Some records
** START **

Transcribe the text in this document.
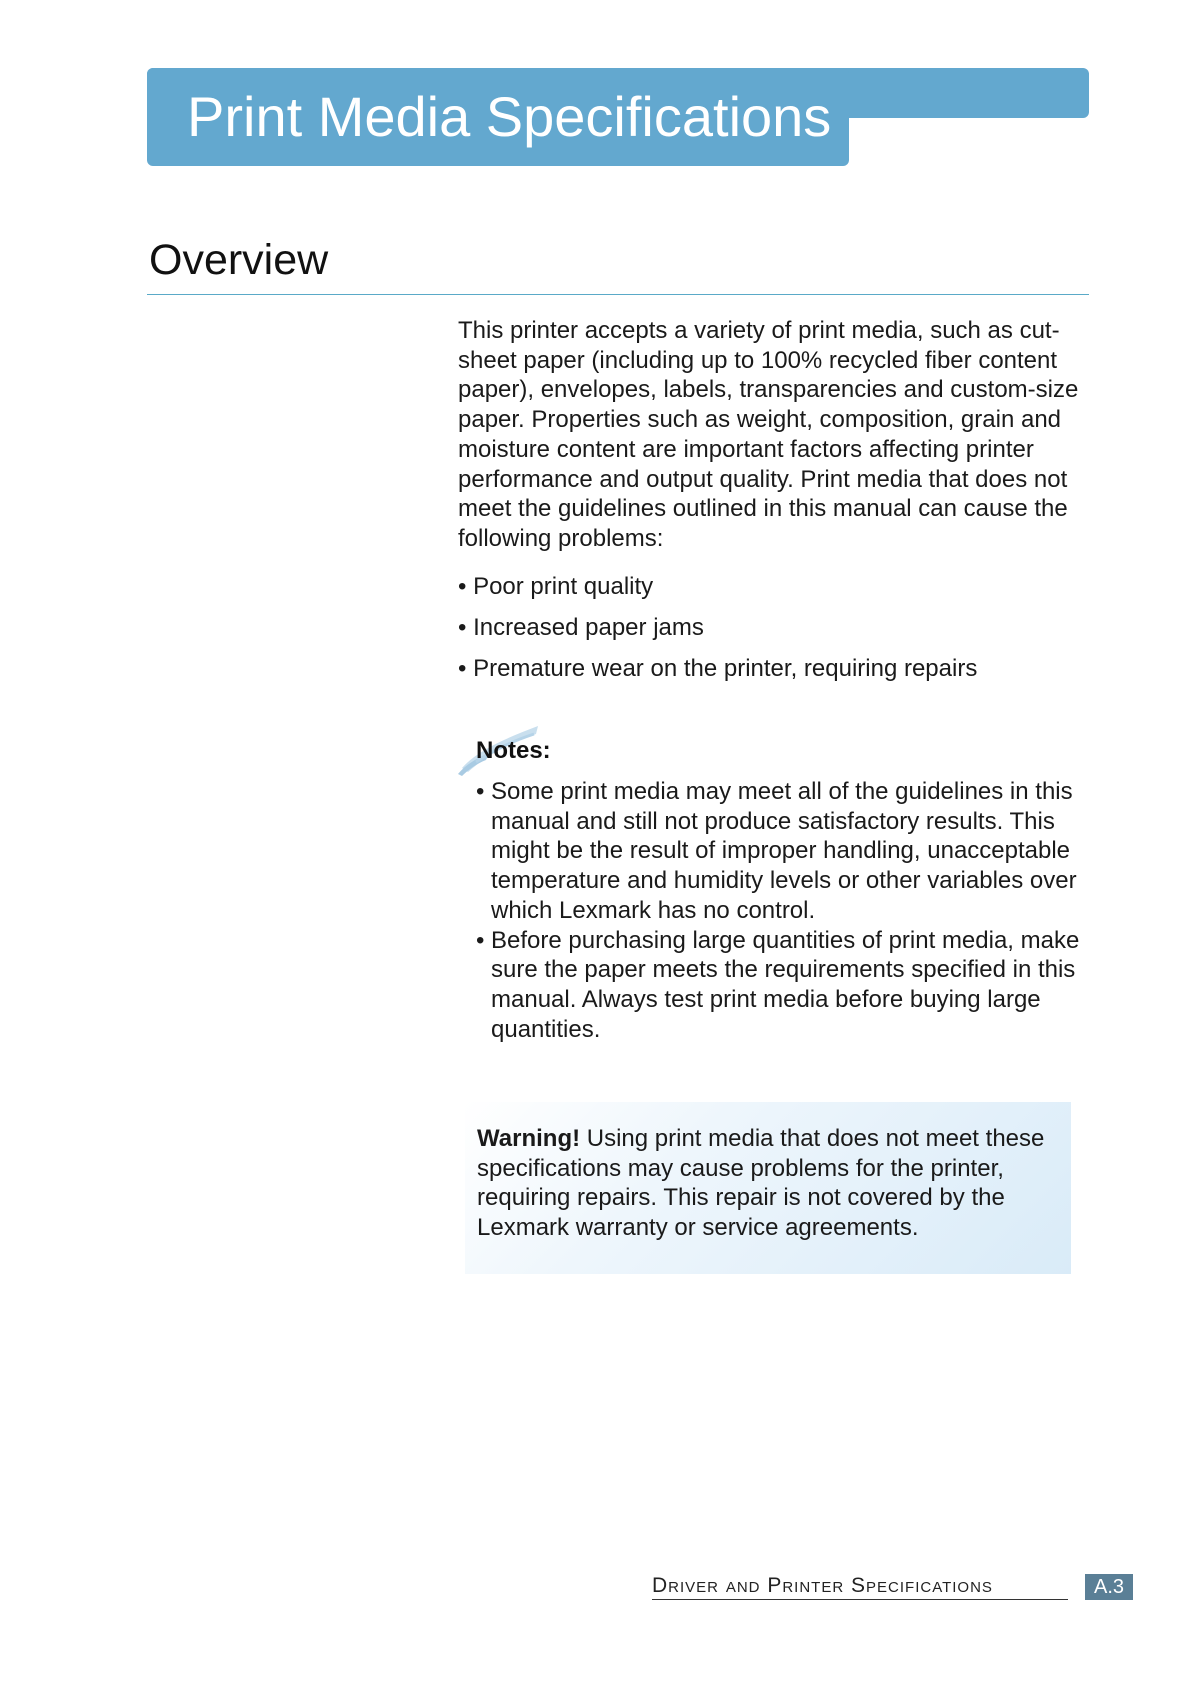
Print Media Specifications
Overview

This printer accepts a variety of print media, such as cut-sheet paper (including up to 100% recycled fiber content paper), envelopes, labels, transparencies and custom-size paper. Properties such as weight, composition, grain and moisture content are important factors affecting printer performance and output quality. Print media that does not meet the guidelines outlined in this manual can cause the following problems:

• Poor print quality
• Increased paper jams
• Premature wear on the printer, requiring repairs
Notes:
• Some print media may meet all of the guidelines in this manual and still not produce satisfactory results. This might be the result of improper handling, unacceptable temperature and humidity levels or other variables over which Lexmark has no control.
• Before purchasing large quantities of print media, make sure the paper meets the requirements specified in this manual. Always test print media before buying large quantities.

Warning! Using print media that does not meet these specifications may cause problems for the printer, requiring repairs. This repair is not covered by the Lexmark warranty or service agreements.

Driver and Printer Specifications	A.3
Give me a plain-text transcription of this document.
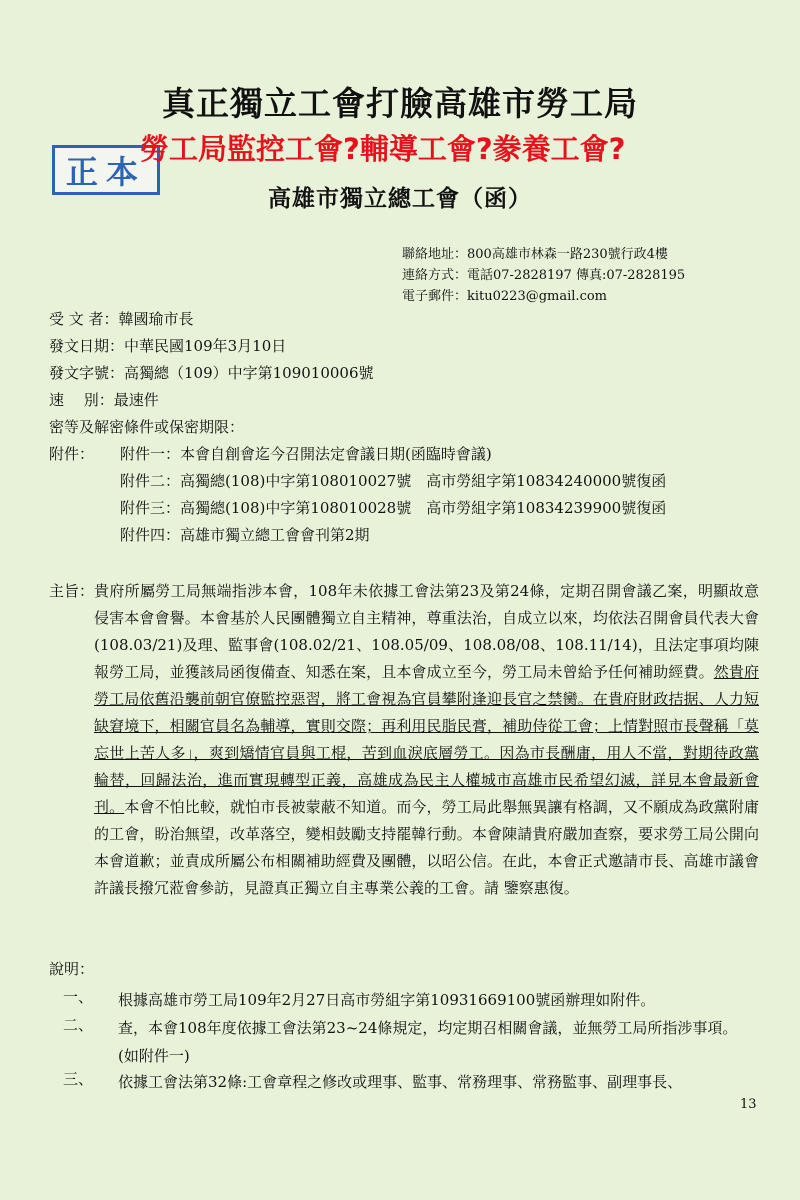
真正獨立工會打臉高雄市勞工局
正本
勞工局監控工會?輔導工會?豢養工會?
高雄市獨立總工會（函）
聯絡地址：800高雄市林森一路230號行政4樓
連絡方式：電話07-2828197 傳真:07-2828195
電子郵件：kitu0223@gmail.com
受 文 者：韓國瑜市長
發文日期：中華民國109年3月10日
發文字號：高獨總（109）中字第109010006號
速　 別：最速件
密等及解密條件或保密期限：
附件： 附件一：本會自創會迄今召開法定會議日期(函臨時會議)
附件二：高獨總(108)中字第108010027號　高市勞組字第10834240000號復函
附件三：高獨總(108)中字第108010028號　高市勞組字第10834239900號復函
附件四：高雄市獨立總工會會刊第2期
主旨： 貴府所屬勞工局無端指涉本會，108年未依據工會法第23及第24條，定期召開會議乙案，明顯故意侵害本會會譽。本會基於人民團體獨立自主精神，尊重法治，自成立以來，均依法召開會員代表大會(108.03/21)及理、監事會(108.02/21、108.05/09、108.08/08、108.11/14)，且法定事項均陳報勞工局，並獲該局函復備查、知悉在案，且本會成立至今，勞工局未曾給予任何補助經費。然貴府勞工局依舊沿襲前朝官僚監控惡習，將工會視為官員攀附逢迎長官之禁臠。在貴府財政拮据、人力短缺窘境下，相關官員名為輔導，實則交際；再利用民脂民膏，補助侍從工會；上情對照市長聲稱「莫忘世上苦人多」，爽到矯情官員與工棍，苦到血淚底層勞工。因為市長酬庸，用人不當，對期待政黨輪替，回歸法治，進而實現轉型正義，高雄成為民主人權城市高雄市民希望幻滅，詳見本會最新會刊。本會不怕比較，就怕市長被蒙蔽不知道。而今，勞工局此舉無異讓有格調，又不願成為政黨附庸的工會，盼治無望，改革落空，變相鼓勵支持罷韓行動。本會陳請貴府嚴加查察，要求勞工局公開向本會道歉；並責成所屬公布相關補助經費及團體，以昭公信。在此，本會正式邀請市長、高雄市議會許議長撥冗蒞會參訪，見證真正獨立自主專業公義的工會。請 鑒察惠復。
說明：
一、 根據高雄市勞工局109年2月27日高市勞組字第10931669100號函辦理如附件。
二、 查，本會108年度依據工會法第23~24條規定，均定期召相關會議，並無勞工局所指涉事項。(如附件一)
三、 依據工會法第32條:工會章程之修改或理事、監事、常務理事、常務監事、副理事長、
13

** END **

▶ **What needs to be done**:
Without the pictures, reproduce every line of the records above exactly.

▶ **Written solution**:
Transcribe the text in this document.
Print Media Specifications
Overview

This printer accepts a variety of print media, such as cut-sheet paper (including up to 100% recycled fiber content paper), envelopes, labels, transparencies and custom-size paper. Properties such as weight, composition, grain and moisture content are important factors affecting printer performance and output quality. Print media that does not meet the guidelines outlined in this manual can cause the following problems:

• Poor print quality
• Increased paper jams
• Premature wear on the printer, requiring repairs
Notes:
• Some print media may meet all of the guidelines in this manual and still not produce satisfactory results. This might be the result of improper handling, unacceptable temperature and humidity levels or other variables over which Lexmark has no control.
• Before purchasing large quantities of print media, make sure the paper meets the requirements specified in this manual. Always test print media before buying large quantities.

Warning! Using print media that does not meet these specifications may cause problems for the printer, requiring repairs. This repair is not covered by the Lexmark warranty or service agreements.

Driver and Printer Specifications	A.3
Give me a plain-text transcription of this document.
真正獨立工會打臉高雄市勞工局
正本
勞工局監控工會?輔導工會?豢養工會?
高雄市獨立總工會（函）
聯絡地址：800高雄市林森一路230號行政4樓
連絡方式：電話07-2828197 傳真:07-2828195
電子郵件：kitu0223@gmail.com
受 文 者：韓國瑜市長
發文日期：中華民國109年3月10日
發文字號：高獨總（109）中字第109010006號
速　 別：最速件
密等及解密條件或保密期限：
附件： 附件一：本會自創會迄今召開法定會議日期(函臨時會議)
附件二：高獨總(108)中字第108010027號　高市勞組字第10834240000號復函
附件三：高獨總(108)中字第108010028號　高市勞組字第10834239900號復函
附件四：高雄市獨立總工會會刊第2期
主旨： 貴府所屬勞工局無端指涉本會，108年未依據工會法第23及第24條，定期召開會議乙案，明顯故意侵害本會會譽。本會基於人民團體獨立自主精神，尊重法治，自成立以來，均依法召開會員代表大會(108.03/21)及理、監事會(108.02/21、108.05/09、108.08/08、108.11/14)，且法定事項均陳報勞工局，並獲該局函復備查、知悉在案，且本會成立至今，勞工局未曾給予任何補助經費。然貴府勞工局依舊沿襲前朝官僚監控惡習，將工會視為官員攀附逢迎長官之禁臠。在貴府財政拮据、人力短缺窘境下，相關官員名為輔導，實則交際；再利用民脂民膏，補助侍從工會；上情對照市長聲稱「莫忘世上苦人多」，爽到矯情官員與工棍，苦到血淚底層勞工。因為市長酬庸，用人不當，對期待政黨輪替，回歸法治，進而實現轉型正義，高雄成為民主人權城市高雄市民希望幻滅，詳見本會最新會刊。本會不怕比較，就怕市長被蒙蔽不知道。而今，勞工局此舉無異讓有格調，又不願成為政黨附庸的工會，盼治無望，改革落空，變相鼓勵支持罷韓行動。本會陳請貴府嚴加查察，要求勞工局公開向本會道歉；並責成所屬公布相關補助經費及團體，以昭公信。在此，本會正式邀請市長、高雄市議會許議長撥冗蒞會參訪，見證真正獨立自主專業公義的工會。請 鑒察惠復。
說明：
一、 根據高雄市勞工局109年2月27日高市勞組字第10931669100號函辦理如附件。
二、 查，本會108年度依據工會法第23~24條規定，均定期召相關會議，並無勞工局所指涉事項。(如附件一)
三、 依據工會法第32條:工會章程之修改或理事、監事、常務理事、常務監事、副理事長、
13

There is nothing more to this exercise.